THE PROBLEM
Begin at the line that contains "Read this page and output its text content." and reproduce it along with every line after it to the end of the listing; skip any pictures.

Entries from a dataset
=-=-=

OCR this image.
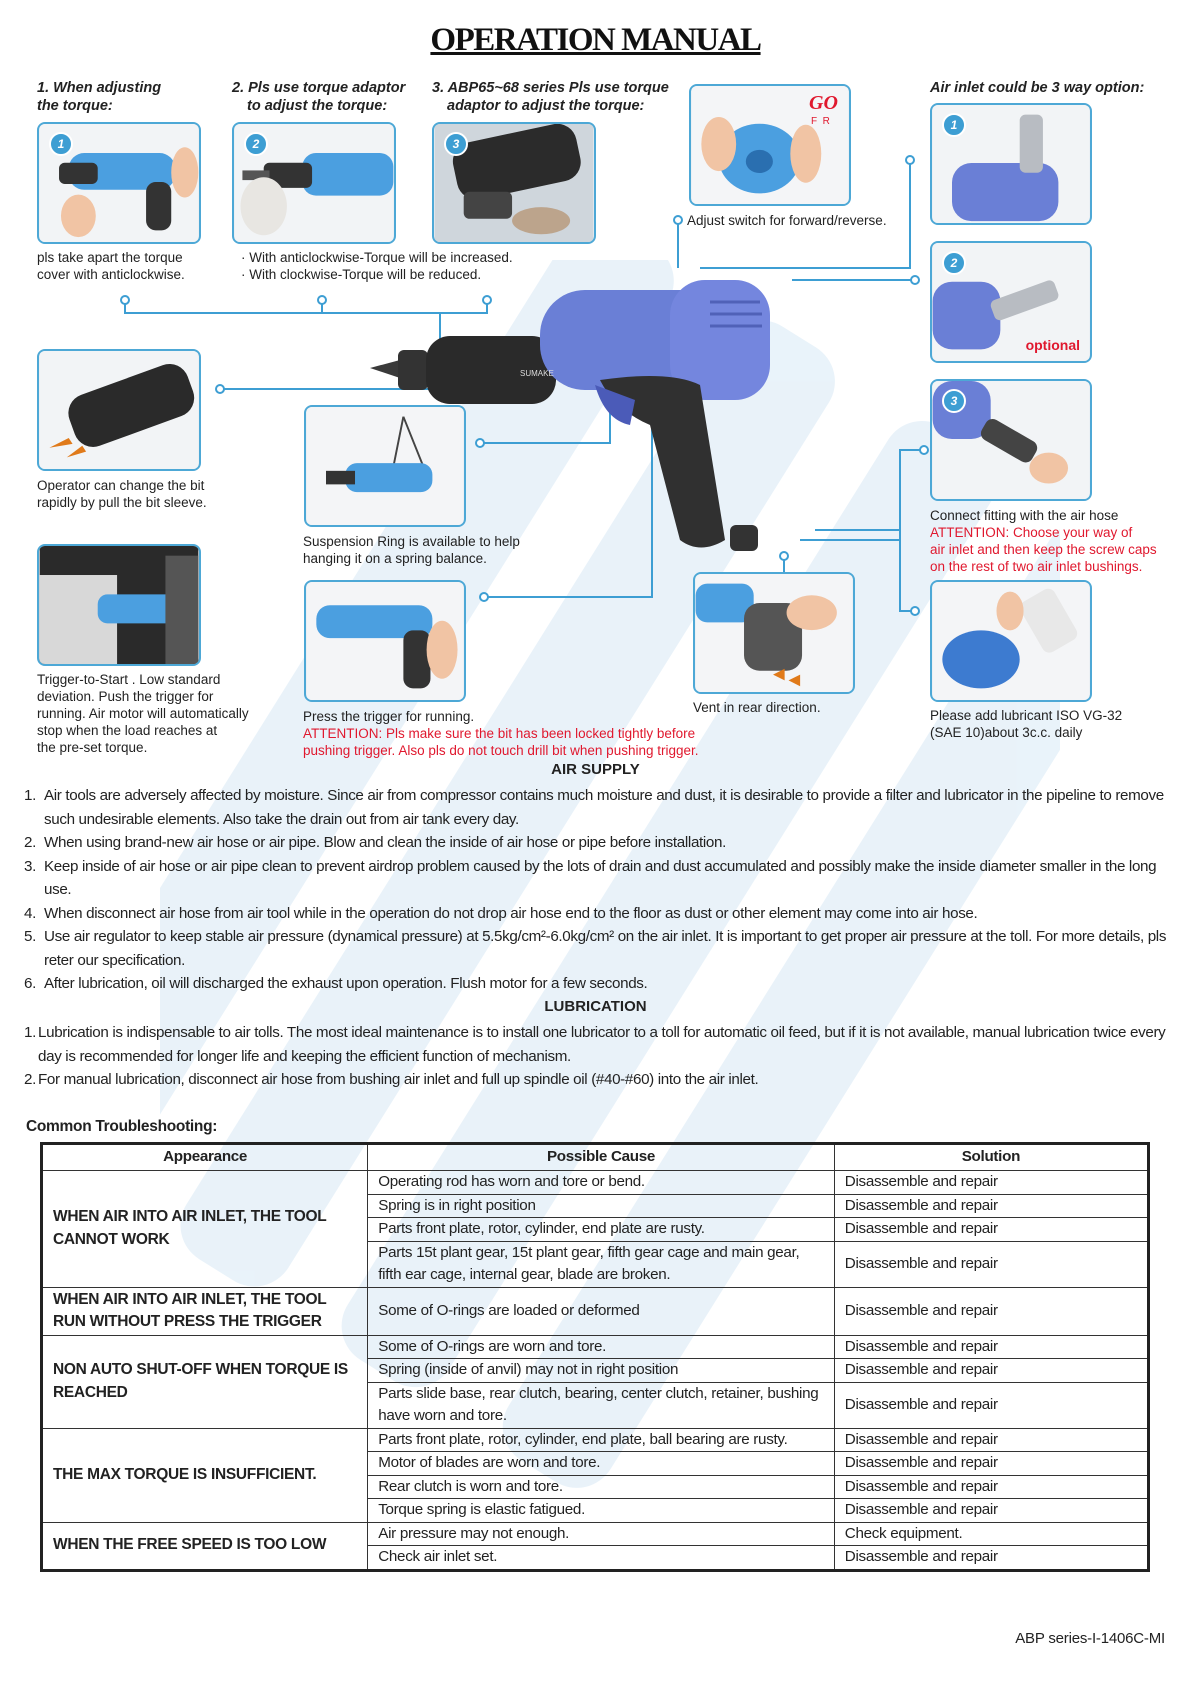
OPERATION MANUAL
1. When adjusting
the torque:
2. Pls use torque adaptor
to adjust the torque:
3. ABP65~68 series Pls use torque
adaptor to adjust the torque:
Air inlet could be 3 way option:
1	2	3
GO
F  R
Adjust switch for forward/reverse.
pls take apart the torque
cover with anticlockwise.
· With anticlockwise-Torque will be increased.
· With clockwise-Torque will be reduced.
SUMAKE
1
2
optional
3
Connect fitting with the air hose
ATTENTION: Choose your way of
air inlet and then keep the screw caps
on the rest of two air inlet bushings.
Operator can change the bit
rapidly by pull the bit sleeve.
Suspension Ring is available to help
hanging it on a spring balance.
Trigger-to-Start . Low standard
deviation. Push the trigger for
running. Air motor will automatically
stop when the load reaches at
the pre-set torque.
Press the trigger for running.
ATTENTION: Pls make sure the bit has been locked tightly before
pushing trigger. Also pls do not touch drill bit when pushing trigger.
Vent in rear direction.
Please add lubricant ISO VG-32
(SAE 10)about 3c.c. daily
AIR SUPPLY
1. Air tools are adversely affected by moisture. Since air from compressor contains much moisture and dust, it is desirable to provide a filter and lubricator in the pipeline to remove such undesirable elements. Also take the drain out from air tank every day.
2. When using brand-new air hose or air pipe. Blow and clean the inside of air hose or pipe before installation.
3. Keep inside of air hose or air pipe clean to prevent airdrop problem caused by the lots of drain and dust accumulated and possibly make the inside diameter smaller in the long use.
4. When disconnect air hose from air tool while in the operation do not drop air hose end to the floor as dust or other element may come into air hose.
5. Use air regulator to keep stable air pressure (dynamical pressure) at 5.5kg/cm²-6.0kg/cm² on the air inlet. It is important to get proper air pressure at the toll. For more details, pls reter our specification.
6. After lubrication, oil will discharged the exhaust upon operation. Flush motor for a few seconds.
LUBRICATION
1. Lubrication is indispensable to air tolls. The most ideal maintenance is to install one lubricator to a toll for automatic oil feed, but if it is not available, manual lubrication twice every day is recommended for longer life and keeping the efficient function of mechanism.
2. For manual lubrication, disconnect air hose from bushing air inlet and full up spindle oil (#40-#60) into the air inlet.
Common Troubleshooting:
Appearance	Possible Cause	Solution
WHEN AIR INTO AIR INLET, THE TOOL CANNOT WORK	Operating rod has worn and tore or bend.	Disassemble and repair
	Spring is in right position	Disassemble and repair
	Parts front plate, rotor, cylinder, end plate are rusty.	Disassemble and repair
	Parts 15t plant gear, 15t plant gear, fifth gear cage and main gear, fifth ear cage, internal gear, blade are broken.	Disassemble and repair
WHEN AIR INTO AIR INLET, THE TOOL RUN WITHOUT PRESS THE TRIGGER	Some of O-rings are loaded or deformed	Disassemble and repair
NON AUTO SHUT-OFF WHEN TORQUE IS REACHED	Some of O-rings are worn and tore.	Disassemble and repair
	Spring (inside of anvil) may not in right position	Disassemble and repair
	Parts slide base, rear clutch, bearing, center clutch, retainer, bushing have worn and tore.	Disassemble and repair
THE MAX TORQUE IS INSUFFICIENT.	Parts front plate, rotor, cylinder, end plate, ball bearing are rusty.	Disassemble and repair
	Motor of blades are worn and tore.	Disassemble and repair
	Rear clutch is worn and tore.	Disassemble and repair
	Torque spring is elastic fatigued.	Disassemble and repair
WHEN THE FREE SPEED IS TOO LOW	Air pressure may not enough.	Check equipment.
	Check air inlet set.	Disassemble and repair
ABP series-I-1406C-MI
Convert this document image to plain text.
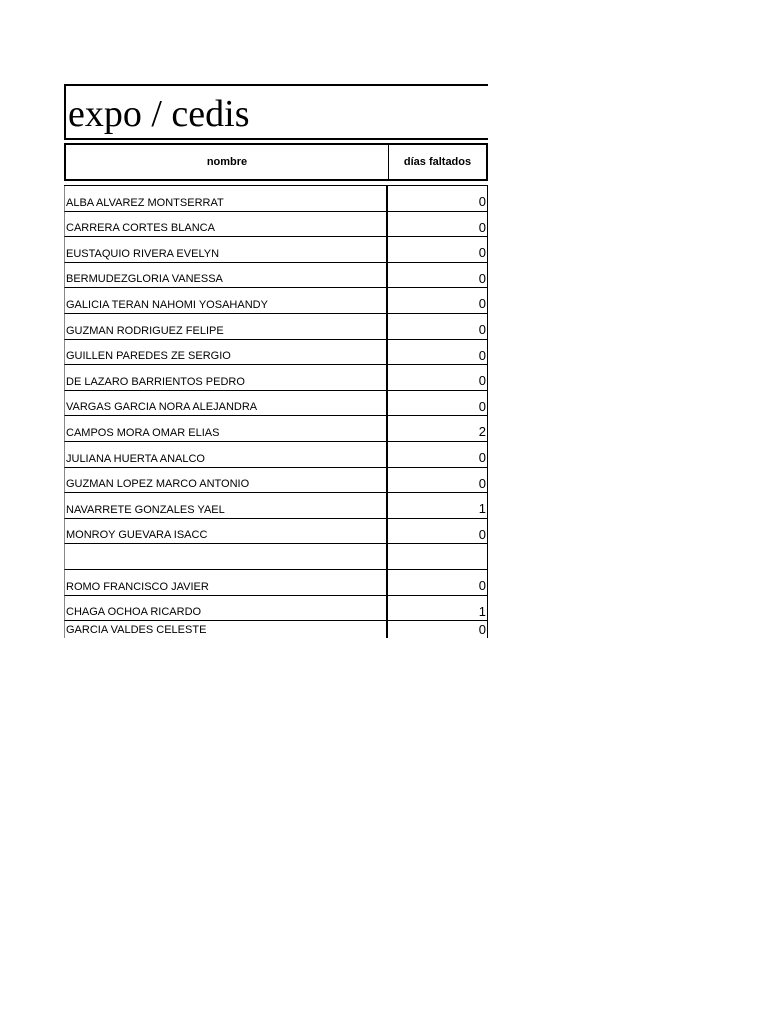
expo / cedis
nombre	días faltados
ALBA ALVAREZ MONTSERRAT	0
CARRERA CORTES BLANCA	0
EUSTAQUIO RIVERA EVELYN	0
BERMUDEZGLORIA VANESSA	0
GALICIA TERAN NAHOMI YOSAHANDY	0
GUZMAN RODRIGUEZ FELIPE	0
GUILLEN PAREDES ZE SERGIO	0
DE LAZARO BARRIENTOS PEDRO	0
VARGAS GARCIA NORA ALEJANDRA	0
CAMPOS MORA OMAR ELIAS	2
JULIANA HUERTA ANALCO	0
GUZMAN LOPEZ MARCO ANTONIO	0
NAVARRETE GONZALES YAEL	1
MONROY GUEVARA ISACC	0
ROMO FRANCISCO JAVIER	0
CHAGA OCHOA RICARDO	1
GARCIA VALDES CELESTE	0
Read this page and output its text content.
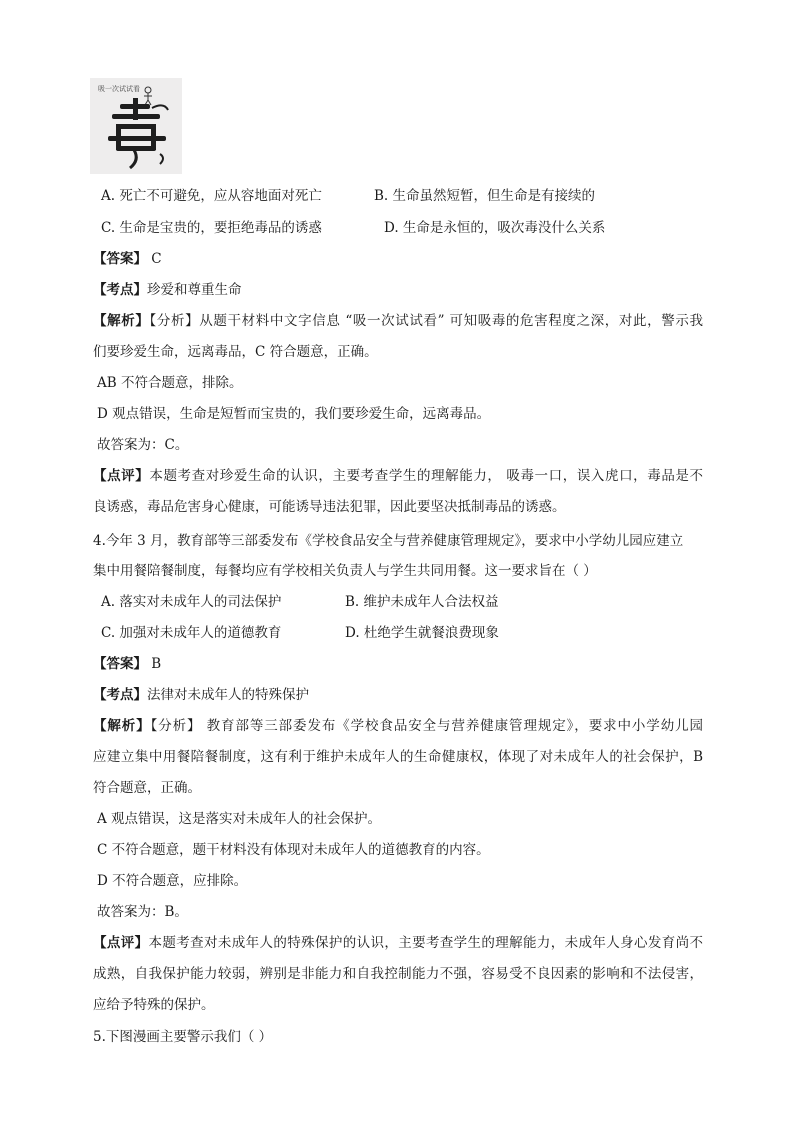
吸一次试试看
A. 死亡不可避免，应从容地面对死亡	B. 生命虽然短暂，但生命是有接续的
C. 生命是宝贵的，要拒绝毒品的诱惑	D. 生命是永恒的，吸次毒没什么关系
【答案】 C
【考点】珍爱和尊重生命
【解析】【分析】从题干材料中文字信息 “吸一次试试看” 可知吸毒的危害程度之深，对此，警示我
们要珍爱生命，远离毒品，C 符合题意，正确。
AB 不符合题意，排除。
D 观点错误，生命是短暂而宝贵的，我们要珍爱生命，远离毒品。
故答案为：C。
【点评】本题考查对珍爱生命的认识，主要考查学生的理解能力， 吸毒一口，误入虎口，毒品是不
良诱惑，毒品危害身心健康，可能诱导违法犯罪，因此要坚决抵制毒品的诱惑。
4.今年 3 月，教育部等三部委发布《学校食品安全与营养健康管理规定》，要求中小学幼儿园应建立
集中用餐陪餐制度，每餐均应有学校相关负责人与学生共同用餐。这一要求旨在（ ）
A. 落实对未成年人的司法保护	B. 维护未成年人合法权益
C. 加强对未成年人的道德教育	D. 杜绝学生就餐浪费现象
【答案】 B
【考点】法律对未成年人的特殊保护
【解析】【分析】 教育部等三部委发布《学校食品安全与营养健康管理规定》，要求中小学幼儿园
应建立集中用餐陪餐制度，这有利于维护未成年人的生命健康权，体现了对未成年人的社会保护，B
符合题意，正确。
A 观点错误，这是落实对未成年人的社会保护。
C 不符合题意，题干材料没有体现对未成年人的道德教育的内容。
D 不符合题意，应排除。
故答案为：B。
【点评】本题考查对未成年人的特殊保护的认识，主要考查学生的理解能力，未成年人身心发育尚不
成熟，自我保护能力较弱，辨别是非能力和自我控制能力不强，容易受不良因素的影响和不法侵害，
应给予特殊的保护。
5.下图漫画主要警示我们（ ）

=-=-=

TASK RESPONSE
Read this page and output its text content.
吸一次试试看
A. 死亡不可避免，应从容地面对死亡	B. 生命虽然短暂，但生命是有接续的
C. 生命是宝贵的，要拒绝毒品的诱惑	D. 生命是永恒的，吸次毒没什么关系
【答案】 C
【考点】珍爱和尊重生命
【解析】【分析】从题干材料中文字信息 “吸一次试试看” 可知吸毒的危害程度之深，对此，警示我
们要珍爱生命，远离毒品，C 符合题意，正确。
AB 不符合题意，排除。
D 观点错误，生命是短暂而宝贵的，我们要珍爱生命，远离毒品。
故答案为：C。
【点评】本题考查对珍爱生命的认识，主要考查学生的理解能力， 吸毒一口，误入虎口，毒品是不
良诱惑，毒品危害身心健康，可能诱导违法犯罪，因此要坚决抵制毒品的诱惑。
4.今年 3 月，教育部等三部委发布《学校食品安全与营养健康管理规定》，要求中小学幼儿园应建立
集中用餐陪餐制度，每餐均应有学校相关负责人与学生共同用餐。这一要求旨在（ ）
A. 落实对未成年人的司法保护	B. 维护未成年人合法权益
C. 加强对未成年人的道德教育	D. 杜绝学生就餐浪费现象
【答案】 B
【考点】法律对未成年人的特殊保护
【解析】【分析】 教育部等三部委发布《学校食品安全与营养健康管理规定》，要求中小学幼儿园
应建立集中用餐陪餐制度，这有利于维护未成年人的生命健康权，体现了对未成年人的社会保护，B
符合题意，正确。
A 观点错误，这是落实对未成年人的社会保护。
C 不符合题意，题干材料没有体现对未成年人的道德教育的内容。
D 不符合题意，应排除。
故答案为：B。
【点评】本题考查对未成年人的特殊保护的认识，主要考查学生的理解能力，未成年人身心发育尚不
成熟，自我保护能力较弱，辨别是非能力和自我控制能力不强，容易受不良因素的影响和不法侵害，
应给予特殊的保护。
5.下图漫画主要警示我们（ ）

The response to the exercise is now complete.